Data extracted from a collection:
----------

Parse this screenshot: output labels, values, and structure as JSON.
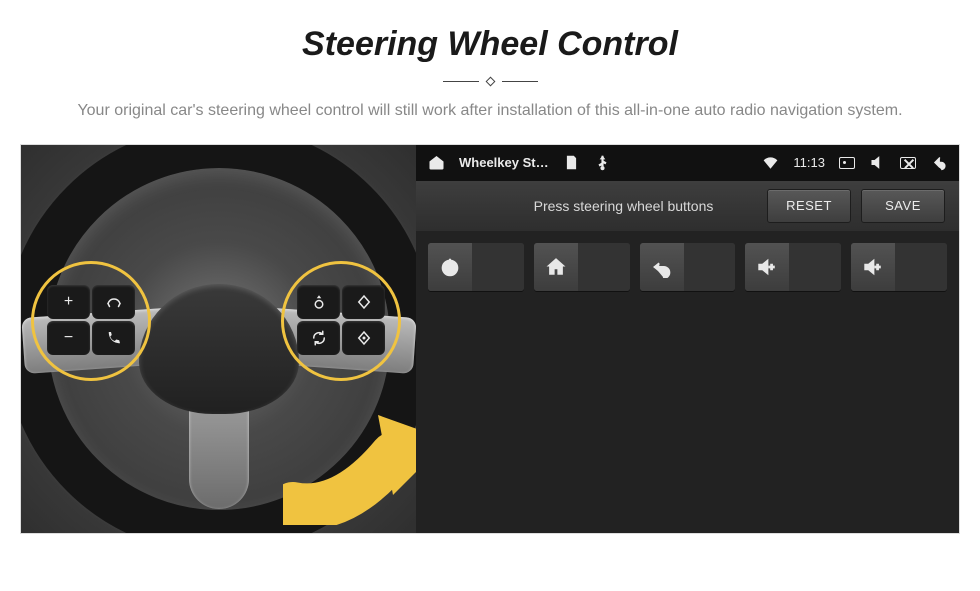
{
  "header": {
    "title": "Steering Wheel Control",
    "subtitle": "Your original car's steering wheel control will still work after installation of this all-in-one auto radio navigation system."
  },
  "wheel": {
    "left_pad_buttons": [
      "plus",
      "voice",
      "minus",
      "phone"
    ],
    "right_pad_buttons": [
      "wheel-up",
      "diamond",
      "cycle",
      "diamond-alt"
    ]
  },
  "statusbar": {
    "app_title": "Wheelkey St…",
    "time": "11:13"
  },
  "toolbar": {
    "instruction": "Press steering wheel buttons",
    "reset_label": "RESET",
    "save_label": "SAVE"
  },
  "tiles": [
    {
      "icon": "power"
    },
    {
      "icon": "home"
    },
    {
      "icon": "undo"
    },
    {
      "icon": "vol-up"
    },
    {
      "icon": "vol-up"
    }
  ]
}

----------

● **Task directions**
Without the pictures, return all the records precisely as they stand.

● **Answer**
Parse this screenshot: output labels, values, and structure as JSON.
{
  "header": {
    "title": "Steering Wheel Control",
    "subtitle": "Your original car's steering wheel control will still work after installation of this all-in-one auto radio navigation system."
  },
  "wheel": {
    "left_pad_buttons": [
      "plus",
      "voice",
      "minus",
      "phone"
    ],
    "right_pad_buttons": [
      "wheel-up",
      "diamond",
      "cycle",
      "diamond-alt"
    ]
  },
  "statusbar": {
    "app_title": "Wheelkey St…",
    "time": "11:13"
  },
  "toolbar": {
    "instruction": "Press steering wheel buttons",
    "reset_label": "RESET",
    "save_label": "SAVE"
  },
  "tiles": [
    {
      "icon": "power"
    },
    {
      "icon": "home"
    },
    {
      "icon": "undo"
    },
    {
      "icon": "vol-up"
    },
    {
      "icon": "vol-up"
    }
  ]
}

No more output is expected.